### PROMPT:
Every line of the material is to be quoted verbatim, minus the pictures.

— Start INPUT DATA —

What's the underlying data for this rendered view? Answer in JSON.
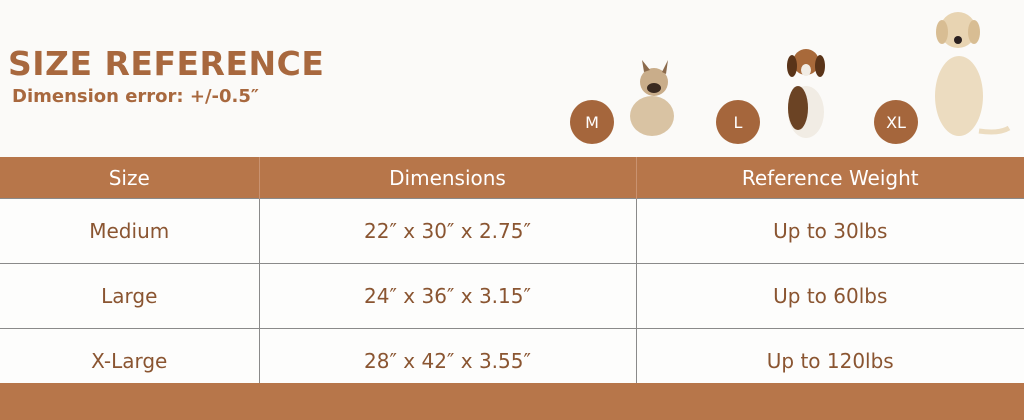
{
  "header": {
    "title": "SIZE REFERENCE",
    "subtitle": "Dimension error: +/-0.5″"
  },
  "badges": [
    {
      "label": "M"
    },
    {
      "label": "L"
    },
    {
      "label": "XL"
    }
  ],
  "table": {
    "columns": [
      "Size",
      "Dimensions",
      "Reference Weight"
    ],
    "rows": [
      [
        "Medium",
        "22″ x 30″ x 2.75″",
        "Up to 30lbs"
      ],
      [
        "Large",
        "24″ x 36″ x 3.15″",
        "Up to 60lbs"
      ],
      [
        "X-Large",
        "28″ x 42″ x 3.55″",
        "Up to 120lbs"
      ]
    ]
  },
  "colors": {
    "accent": "#b7764a",
    "text": "#8a5531",
    "badge": "#a5663c"
  }
}
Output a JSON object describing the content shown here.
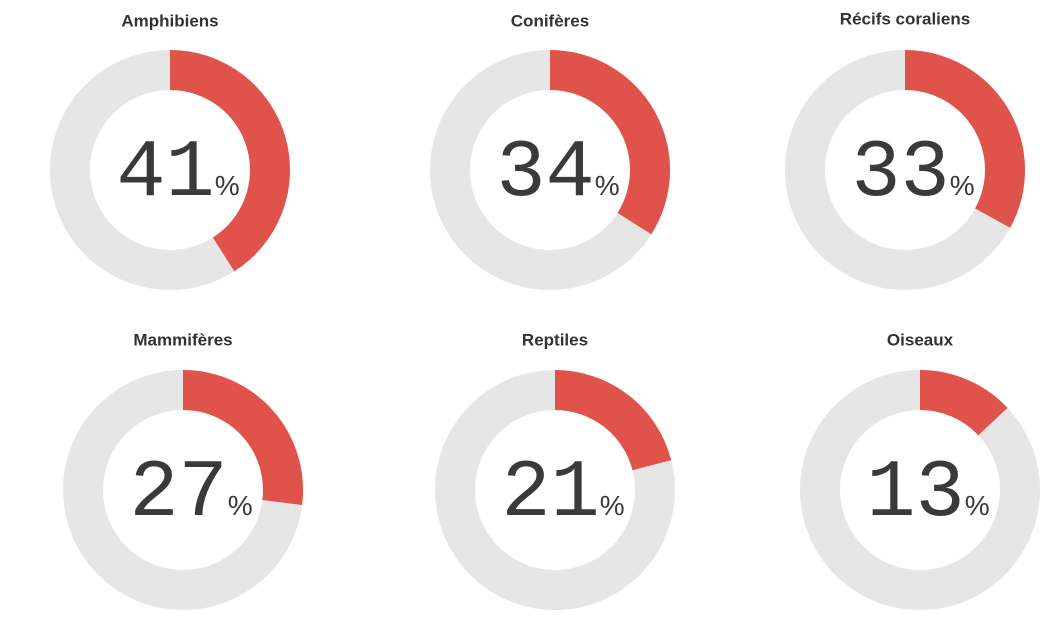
{
  "chart_data": [
    {
      "type": "donut",
      "title": "Amphibiens",
      "values": [
        41
      ],
      "unit": "%",
      "color": "#e0534a",
      "track_color": "#e6e6e6"
    },
    {
      "type": "donut",
      "title": "Conifères",
      "values": [
        34
      ],
      "unit": "%",
      "color": "#e0534a",
      "track_color": "#e6e6e6"
    },
    {
      "type": "donut",
      "title": "Récifs coraliens",
      "values": [
        33
      ],
      "unit": "%",
      "color": "#e0534a",
      "track_color": "#e6e6e6"
    },
    {
      "type": "donut",
      "title": "Mammifères",
      "values": [
        27
      ],
      "unit": "%",
      "color": "#e0534a",
      "track_color": "#e6e6e6"
    },
    {
      "type": "donut",
      "title": "Reptiles",
      "values": [
        21
      ],
      "unit": "%",
      "color": "#e0534a",
      "track_color": "#e6e6e6"
    },
    {
      "type": "donut",
      "title": "Oiseaux",
      "values": [
        13
      ],
      "unit": "%",
      "color": "#e0534a",
      "track_color": "#e6e6e6"
    }
  ]
}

— End INPUT DATA —

### THE REPLY:
What's the underlying data for this rendered view? Answer in JSON.
{
  "header": {
    "title": "SIZE REFERENCE",
    "subtitle": "Dimension error: +/-0.5″"
  },
  "badges": [
    {
      "label": "M"
    },
    {
      "label": "L"
    },
    {
      "label": "XL"
    }
  ],
  "table": {
    "columns": [
      "Size",
      "Dimensions",
      "Reference Weight"
    ],
    "rows": [
      [
        "Medium",
        "22″ x 30″ x 2.75″",
        "Up to 30lbs"
      ],
      [
        "Large",
        "24″ x 36″ x 3.15″",
        "Up to 60lbs"
      ],
      [
        "X-Large",
        "28″ x 42″ x 3.55″",
        "Up to 120lbs"
      ]
    ]
  },
  "colors": {
    "accent": "#b7764a",
    "text": "#8a5531",
    "badge": "#a5663c"
  }
}
Output a JSON object describing the content shown here.
{
  "chart_data": [
    {
      "type": "donut",
      "title": "Amphibiens",
      "values": [
        41
      ],
      "unit": "%",
      "color": "#e0534a",
      "track_color": "#e6e6e6"
    },
    {
      "type": "donut",
      "title": "Conifères",
      "values": [
        34
      ],
      "unit": "%",
      "color": "#e0534a",
      "track_color": "#e6e6e6"
    },
    {
      "type": "donut",
      "title": "Récifs coraliens",
      "values": [
        33
      ],
      "unit": "%",
      "color": "#e0534a",
      "track_color": "#e6e6e6"
    },
    {
      "type": "donut",
      "title": "Mammifères",
      "values": [
        27
      ],
      "unit": "%",
      "color": "#e0534a",
      "track_color": "#e6e6e6"
    },
    {
      "type": "donut",
      "title": "Reptiles",
      "values": [
        21
      ],
      "unit": "%",
      "color": "#e0534a",
      "track_color": "#e6e6e6"
    },
    {
      "type": "donut",
      "title": "Oiseaux",
      "values": [
        13
      ],
      "unit": "%",
      "color": "#e0534a",
      "track_color": "#e6e6e6"
    }
  ]
}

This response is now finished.